### Short problem
Check each line of the records below for the word "JSON" and copy those where it appears.

•••

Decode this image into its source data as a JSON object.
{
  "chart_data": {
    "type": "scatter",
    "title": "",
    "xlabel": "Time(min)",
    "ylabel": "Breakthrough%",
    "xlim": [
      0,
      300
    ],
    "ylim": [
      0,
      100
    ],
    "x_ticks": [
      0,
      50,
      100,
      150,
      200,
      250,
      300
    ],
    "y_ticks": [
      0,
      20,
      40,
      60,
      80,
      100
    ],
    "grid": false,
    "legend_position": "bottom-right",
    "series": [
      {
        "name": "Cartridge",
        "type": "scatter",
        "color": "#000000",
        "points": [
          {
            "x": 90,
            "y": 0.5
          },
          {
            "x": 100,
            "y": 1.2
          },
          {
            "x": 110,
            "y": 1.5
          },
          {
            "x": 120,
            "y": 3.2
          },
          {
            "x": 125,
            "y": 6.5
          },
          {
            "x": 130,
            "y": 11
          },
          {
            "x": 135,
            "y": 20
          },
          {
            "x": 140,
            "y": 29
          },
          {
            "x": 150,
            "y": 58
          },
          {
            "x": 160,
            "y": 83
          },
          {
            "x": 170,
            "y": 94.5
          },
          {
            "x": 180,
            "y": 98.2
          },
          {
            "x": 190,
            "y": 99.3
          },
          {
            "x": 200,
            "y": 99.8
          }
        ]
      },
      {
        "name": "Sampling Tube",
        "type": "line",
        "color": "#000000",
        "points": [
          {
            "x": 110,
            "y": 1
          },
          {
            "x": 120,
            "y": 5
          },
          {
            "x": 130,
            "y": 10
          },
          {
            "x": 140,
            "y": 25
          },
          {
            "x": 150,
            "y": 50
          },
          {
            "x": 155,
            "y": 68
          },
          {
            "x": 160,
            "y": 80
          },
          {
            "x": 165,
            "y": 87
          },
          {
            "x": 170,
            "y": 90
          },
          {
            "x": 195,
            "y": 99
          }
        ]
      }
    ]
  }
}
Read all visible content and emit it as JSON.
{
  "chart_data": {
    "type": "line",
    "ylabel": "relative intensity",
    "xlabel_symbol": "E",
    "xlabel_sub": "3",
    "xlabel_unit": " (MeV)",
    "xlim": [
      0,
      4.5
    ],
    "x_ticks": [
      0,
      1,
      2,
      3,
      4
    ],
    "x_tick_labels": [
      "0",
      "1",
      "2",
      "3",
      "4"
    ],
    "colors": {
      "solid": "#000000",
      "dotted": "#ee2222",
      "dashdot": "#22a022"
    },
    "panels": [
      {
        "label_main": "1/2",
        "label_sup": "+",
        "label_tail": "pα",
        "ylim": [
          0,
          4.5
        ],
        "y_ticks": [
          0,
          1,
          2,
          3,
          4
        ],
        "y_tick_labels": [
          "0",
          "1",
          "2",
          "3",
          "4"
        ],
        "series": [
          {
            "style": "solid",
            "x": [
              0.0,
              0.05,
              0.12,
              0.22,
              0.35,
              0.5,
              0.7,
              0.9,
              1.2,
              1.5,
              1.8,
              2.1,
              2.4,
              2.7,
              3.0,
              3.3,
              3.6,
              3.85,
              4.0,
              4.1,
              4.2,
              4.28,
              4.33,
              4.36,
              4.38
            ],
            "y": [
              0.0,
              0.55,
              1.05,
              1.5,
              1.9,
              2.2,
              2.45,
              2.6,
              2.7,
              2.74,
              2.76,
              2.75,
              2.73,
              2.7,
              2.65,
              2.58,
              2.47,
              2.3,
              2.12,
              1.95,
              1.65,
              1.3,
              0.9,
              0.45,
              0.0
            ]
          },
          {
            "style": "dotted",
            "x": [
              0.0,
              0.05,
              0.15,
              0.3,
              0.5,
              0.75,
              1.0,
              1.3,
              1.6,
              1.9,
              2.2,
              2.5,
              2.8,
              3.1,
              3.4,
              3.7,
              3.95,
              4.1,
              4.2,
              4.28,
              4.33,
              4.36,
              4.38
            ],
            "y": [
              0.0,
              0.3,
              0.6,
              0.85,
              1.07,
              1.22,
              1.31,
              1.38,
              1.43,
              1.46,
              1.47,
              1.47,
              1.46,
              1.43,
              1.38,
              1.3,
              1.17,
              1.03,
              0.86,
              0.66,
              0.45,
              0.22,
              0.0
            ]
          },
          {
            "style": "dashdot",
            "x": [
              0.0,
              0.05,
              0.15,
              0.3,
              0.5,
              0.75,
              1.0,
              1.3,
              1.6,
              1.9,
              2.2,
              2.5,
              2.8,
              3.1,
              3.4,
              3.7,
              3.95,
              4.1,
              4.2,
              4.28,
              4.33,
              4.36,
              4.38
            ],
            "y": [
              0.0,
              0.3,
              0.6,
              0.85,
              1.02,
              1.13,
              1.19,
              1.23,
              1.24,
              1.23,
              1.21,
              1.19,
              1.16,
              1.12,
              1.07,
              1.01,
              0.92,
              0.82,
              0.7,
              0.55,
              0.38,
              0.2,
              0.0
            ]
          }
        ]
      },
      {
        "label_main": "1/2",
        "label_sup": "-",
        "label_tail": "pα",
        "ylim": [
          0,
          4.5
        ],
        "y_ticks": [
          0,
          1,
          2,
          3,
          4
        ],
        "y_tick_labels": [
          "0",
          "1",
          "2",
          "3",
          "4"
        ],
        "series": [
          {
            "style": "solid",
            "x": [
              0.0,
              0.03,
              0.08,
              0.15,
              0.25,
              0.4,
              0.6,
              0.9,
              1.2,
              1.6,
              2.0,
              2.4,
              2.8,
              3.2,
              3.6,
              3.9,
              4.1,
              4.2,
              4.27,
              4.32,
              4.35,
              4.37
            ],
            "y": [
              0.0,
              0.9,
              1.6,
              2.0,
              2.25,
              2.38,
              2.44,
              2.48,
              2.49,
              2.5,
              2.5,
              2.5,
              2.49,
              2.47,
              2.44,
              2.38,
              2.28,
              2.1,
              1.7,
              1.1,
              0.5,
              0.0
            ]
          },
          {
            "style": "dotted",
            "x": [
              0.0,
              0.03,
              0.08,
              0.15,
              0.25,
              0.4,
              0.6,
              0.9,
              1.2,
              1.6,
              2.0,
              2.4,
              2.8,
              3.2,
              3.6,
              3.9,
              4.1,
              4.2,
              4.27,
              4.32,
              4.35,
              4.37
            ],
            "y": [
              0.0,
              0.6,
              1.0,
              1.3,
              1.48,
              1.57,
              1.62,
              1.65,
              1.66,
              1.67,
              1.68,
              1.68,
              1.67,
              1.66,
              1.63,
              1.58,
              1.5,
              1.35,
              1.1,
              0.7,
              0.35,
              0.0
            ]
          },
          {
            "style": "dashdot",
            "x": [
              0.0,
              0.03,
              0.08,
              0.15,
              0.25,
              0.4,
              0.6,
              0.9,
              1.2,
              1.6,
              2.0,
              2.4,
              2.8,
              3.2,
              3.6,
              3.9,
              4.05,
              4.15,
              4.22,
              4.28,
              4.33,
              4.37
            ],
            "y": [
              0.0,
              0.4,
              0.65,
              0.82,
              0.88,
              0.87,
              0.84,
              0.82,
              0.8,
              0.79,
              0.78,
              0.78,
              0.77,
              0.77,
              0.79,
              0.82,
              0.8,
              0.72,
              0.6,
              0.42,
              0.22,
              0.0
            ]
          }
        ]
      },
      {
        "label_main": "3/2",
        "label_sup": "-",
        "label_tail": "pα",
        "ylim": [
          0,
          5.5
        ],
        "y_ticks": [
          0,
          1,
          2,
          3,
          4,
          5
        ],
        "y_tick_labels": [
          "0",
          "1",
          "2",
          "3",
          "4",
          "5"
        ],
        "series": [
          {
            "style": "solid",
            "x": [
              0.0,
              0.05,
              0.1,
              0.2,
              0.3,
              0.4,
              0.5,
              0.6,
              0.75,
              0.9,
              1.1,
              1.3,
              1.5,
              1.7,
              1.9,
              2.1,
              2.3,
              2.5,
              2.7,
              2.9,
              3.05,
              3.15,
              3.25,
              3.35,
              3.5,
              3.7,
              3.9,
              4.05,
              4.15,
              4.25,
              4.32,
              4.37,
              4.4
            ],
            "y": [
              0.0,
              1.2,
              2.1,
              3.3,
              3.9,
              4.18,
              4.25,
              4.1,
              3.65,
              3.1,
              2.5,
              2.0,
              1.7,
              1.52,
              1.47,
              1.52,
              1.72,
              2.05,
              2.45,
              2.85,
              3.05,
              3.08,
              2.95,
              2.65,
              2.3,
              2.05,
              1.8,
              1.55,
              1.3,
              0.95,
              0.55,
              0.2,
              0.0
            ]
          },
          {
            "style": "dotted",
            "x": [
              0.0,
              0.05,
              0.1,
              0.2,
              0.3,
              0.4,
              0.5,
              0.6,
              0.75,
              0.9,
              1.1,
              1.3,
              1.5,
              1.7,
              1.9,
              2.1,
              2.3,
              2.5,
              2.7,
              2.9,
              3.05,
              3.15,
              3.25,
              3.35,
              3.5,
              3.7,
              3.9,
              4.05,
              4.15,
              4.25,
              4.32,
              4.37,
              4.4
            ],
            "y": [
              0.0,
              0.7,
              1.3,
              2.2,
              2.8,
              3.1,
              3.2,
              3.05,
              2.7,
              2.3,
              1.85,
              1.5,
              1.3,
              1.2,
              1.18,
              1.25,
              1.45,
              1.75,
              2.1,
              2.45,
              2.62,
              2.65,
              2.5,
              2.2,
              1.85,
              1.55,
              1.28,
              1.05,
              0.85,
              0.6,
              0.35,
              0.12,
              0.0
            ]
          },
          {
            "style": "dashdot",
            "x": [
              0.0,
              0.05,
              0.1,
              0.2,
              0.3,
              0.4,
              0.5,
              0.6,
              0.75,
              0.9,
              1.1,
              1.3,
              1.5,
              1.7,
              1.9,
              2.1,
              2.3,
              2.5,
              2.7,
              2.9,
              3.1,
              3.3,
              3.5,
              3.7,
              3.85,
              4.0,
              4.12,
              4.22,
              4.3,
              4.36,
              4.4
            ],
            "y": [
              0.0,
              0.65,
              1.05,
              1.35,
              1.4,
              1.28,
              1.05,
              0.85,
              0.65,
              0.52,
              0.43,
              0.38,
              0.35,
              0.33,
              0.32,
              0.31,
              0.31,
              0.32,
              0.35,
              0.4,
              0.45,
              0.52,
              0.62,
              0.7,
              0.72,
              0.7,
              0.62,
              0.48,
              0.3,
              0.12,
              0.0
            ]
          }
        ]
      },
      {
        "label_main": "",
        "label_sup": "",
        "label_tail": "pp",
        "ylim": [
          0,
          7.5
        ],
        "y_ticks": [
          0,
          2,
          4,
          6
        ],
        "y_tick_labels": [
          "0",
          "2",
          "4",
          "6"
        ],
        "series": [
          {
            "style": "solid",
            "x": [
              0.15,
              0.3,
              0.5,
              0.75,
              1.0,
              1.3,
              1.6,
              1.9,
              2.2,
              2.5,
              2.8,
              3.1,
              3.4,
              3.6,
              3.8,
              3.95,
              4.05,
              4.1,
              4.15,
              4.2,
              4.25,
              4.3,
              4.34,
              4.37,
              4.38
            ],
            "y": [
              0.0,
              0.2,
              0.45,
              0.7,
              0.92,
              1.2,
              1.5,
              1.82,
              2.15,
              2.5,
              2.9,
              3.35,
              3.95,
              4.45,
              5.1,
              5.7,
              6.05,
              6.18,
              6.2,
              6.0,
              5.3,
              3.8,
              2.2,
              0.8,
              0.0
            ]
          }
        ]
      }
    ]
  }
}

•••

### Result of this task
Decode this image into its source data as a JSON object.
Read all visible content and emit it as JSON.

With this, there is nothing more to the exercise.